■ Stated goal
Put every line of the records below into a numbered list, skipping any blank lines. Leave the pictures out.

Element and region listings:
※ ※ ※

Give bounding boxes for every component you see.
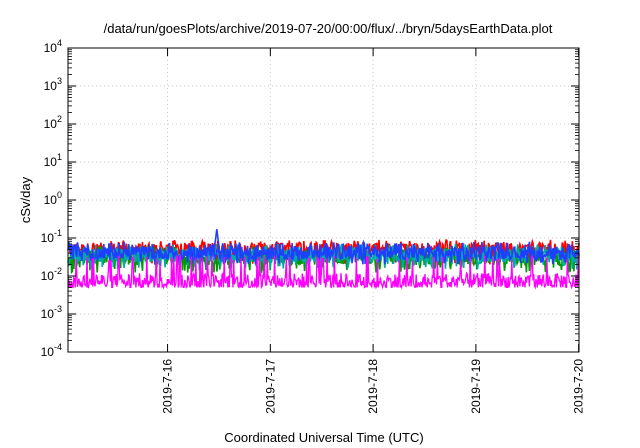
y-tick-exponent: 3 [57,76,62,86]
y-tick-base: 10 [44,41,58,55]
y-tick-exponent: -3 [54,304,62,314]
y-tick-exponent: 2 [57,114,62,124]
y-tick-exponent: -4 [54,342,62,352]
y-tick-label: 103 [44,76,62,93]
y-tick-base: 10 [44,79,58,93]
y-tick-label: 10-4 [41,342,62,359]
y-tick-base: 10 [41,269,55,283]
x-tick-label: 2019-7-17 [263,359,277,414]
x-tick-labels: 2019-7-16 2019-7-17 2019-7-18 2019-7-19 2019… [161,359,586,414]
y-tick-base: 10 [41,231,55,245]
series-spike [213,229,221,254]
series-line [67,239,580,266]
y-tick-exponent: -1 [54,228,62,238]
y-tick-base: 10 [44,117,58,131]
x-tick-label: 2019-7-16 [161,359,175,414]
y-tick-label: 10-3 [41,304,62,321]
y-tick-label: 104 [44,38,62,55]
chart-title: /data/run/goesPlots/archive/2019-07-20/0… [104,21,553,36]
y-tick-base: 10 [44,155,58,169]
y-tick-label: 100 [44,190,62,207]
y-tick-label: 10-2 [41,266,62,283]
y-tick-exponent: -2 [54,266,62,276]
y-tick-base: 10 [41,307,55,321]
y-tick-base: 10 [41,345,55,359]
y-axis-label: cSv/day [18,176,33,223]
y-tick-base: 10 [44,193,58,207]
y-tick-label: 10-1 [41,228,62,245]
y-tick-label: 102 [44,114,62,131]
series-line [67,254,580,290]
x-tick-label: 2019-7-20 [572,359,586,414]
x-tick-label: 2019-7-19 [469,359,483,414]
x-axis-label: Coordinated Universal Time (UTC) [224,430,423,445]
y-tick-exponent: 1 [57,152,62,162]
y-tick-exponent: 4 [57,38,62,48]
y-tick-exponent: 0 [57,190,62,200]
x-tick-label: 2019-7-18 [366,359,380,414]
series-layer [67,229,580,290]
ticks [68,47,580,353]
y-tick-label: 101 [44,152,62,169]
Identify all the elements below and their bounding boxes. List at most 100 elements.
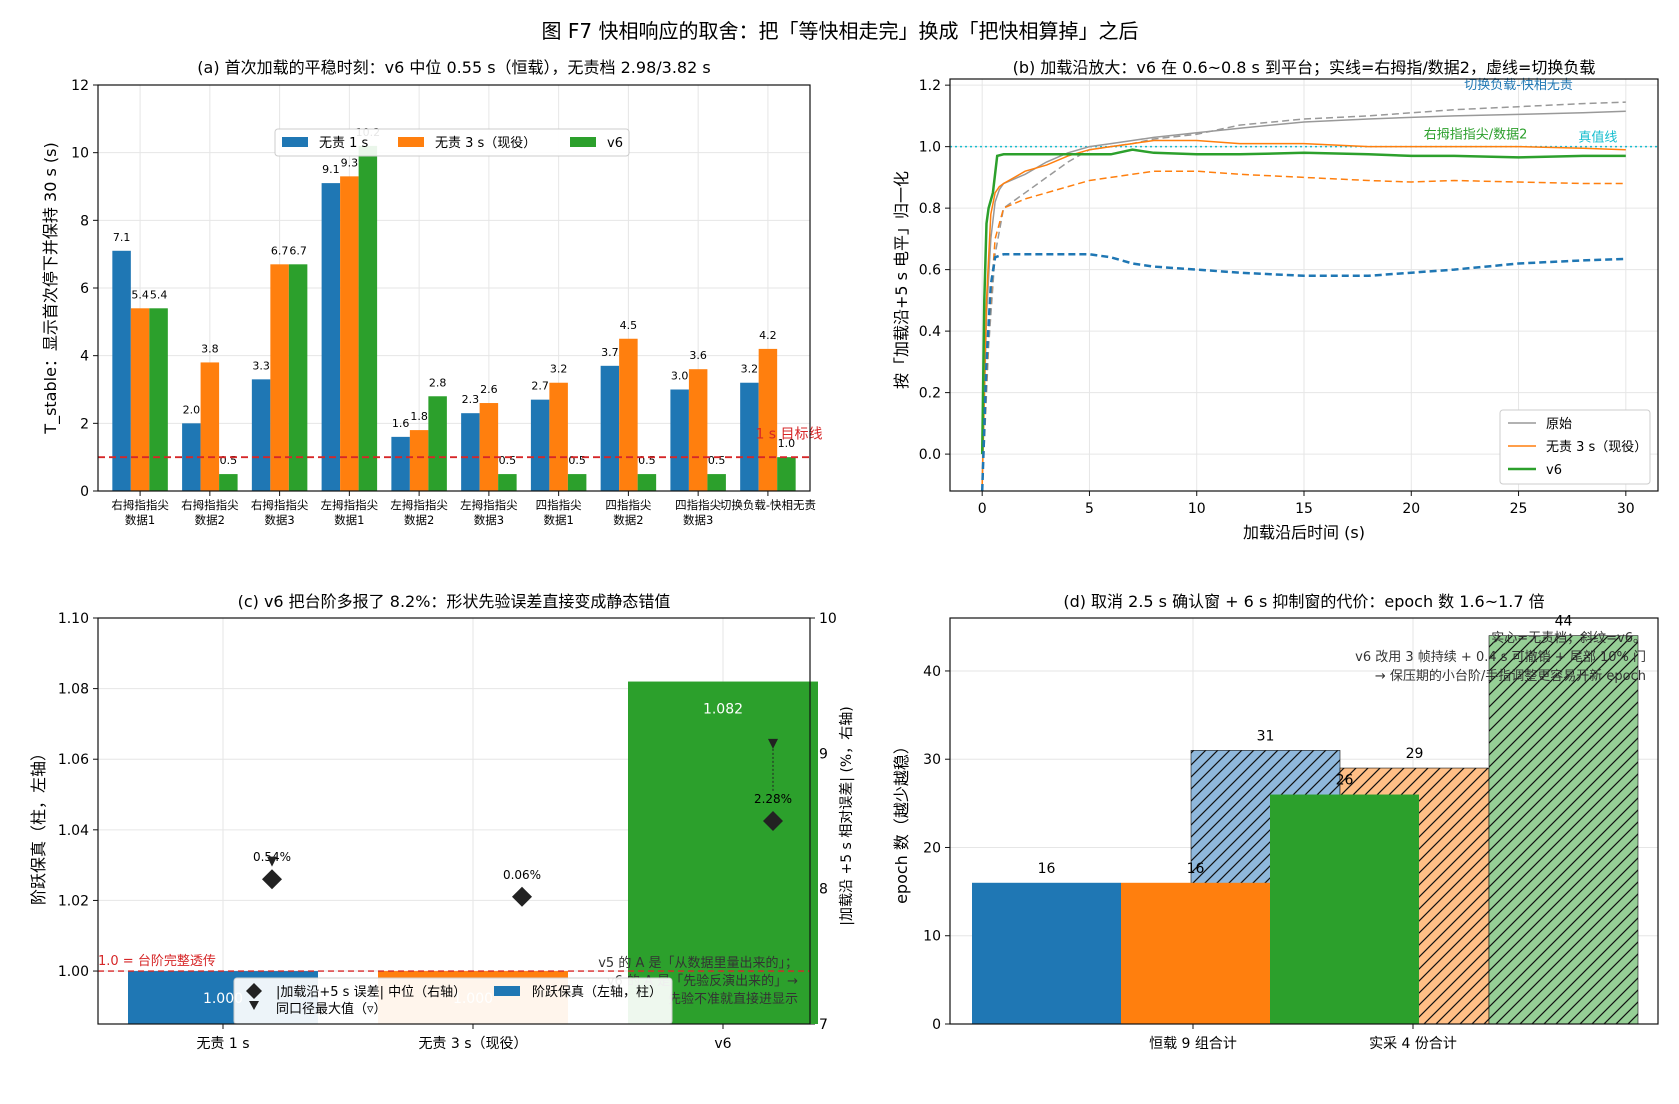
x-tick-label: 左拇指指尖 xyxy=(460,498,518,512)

※ ※ ※

■ Output for this task
1. Give bounding boxes for every component you see.
2. y-tick-exponent: 3 [57,76,62,86]
3. y-tick-base: 10 [44,41,58,55]
4. y-tick-exponent: -3 [54,304,62,314]
5. y-tick-exponent: 2 [57,114,62,124]
6. y-tick-exponent: -4 [54,342,62,352]
7. y-tick-label: 103 [44,76,62,93]
8. y-tick-base: 10 [44,79,58,93]
9. y-tick-label: 10-4 [41,342,62,359]
10. y-tick-base: 10 [41,269,55,283]
11. x-tick-label: 2019-7-17 [263,359,277,414]
12. x-tick-labels: 2019-7-16 2019-7-17 2019-7-18 2019-7-19 2019… [161,359,586,414]
13. y-tick-base: 10 [41,231,55,245]
14. series-spike [213,229,221,254]
15. series-line [67,239,580,266]
16. y-tick-exponent: -1 [54,228,62,238]
17. y-tick-base: 10 [44,117,58,131]
18. x-tick-label: 2019-7-16 [161,359,175,414]
19. y-tick-label: 10-3 [41,304,62,321]
20. y-tick-label: 104 [44,38,62,55]
21. chart-title: /data/run/goesPlots/archive/2019-07-20/0… [104,21,553,36]
22. y-tick-base: 10 [44,155,58,169]
23. y-tick-label: 100 [44,190,62,207]
24. y-tick-label: 10-2 [41,266,62,283]
25. y-tick-exponent: -2 [54,266,62,276]
26. y-tick-base: 10 [41,307,55,321]
27. y-tick-base: 10 [41,345,55,359]
28. y-axis-label: cSv/day [18,176,33,223]
29. y-tick-base: 10 [44,193,58,207]
30. y-tick-label: 10-1 [41,228,62,245]
31. y-tick-label: 102 [44,114,62,131]
32. series-line [67,254,580,290]
33. x-tick-label: 2019-7-20 [572,359,586,414]
34. x-tick-label: 2019-7-19 [469,359,483,414]
35. x-axis-label: Coordinated Universal Time (UTC) [224,430,423,445]
36. y-tick-exponent: 1 [57,152,62,162]
37. y-tick-exponent: 4 [57,38,62,48]
38. y-tick-exponent: 0 [57,190,62,200]
39. x-tick-label: 2019-7-18 [366,359,380,414]
40. series-layer [67,229,580,290]
41. ticks [68,47,580,353]
42. y-tick-label: 101 [44,152,62,169]
43. Identify all the elements below and their bounding boxes. List at most 100 elements.
44. x-tick-label: 左拇指指尖 xyxy=(460,498,518,512)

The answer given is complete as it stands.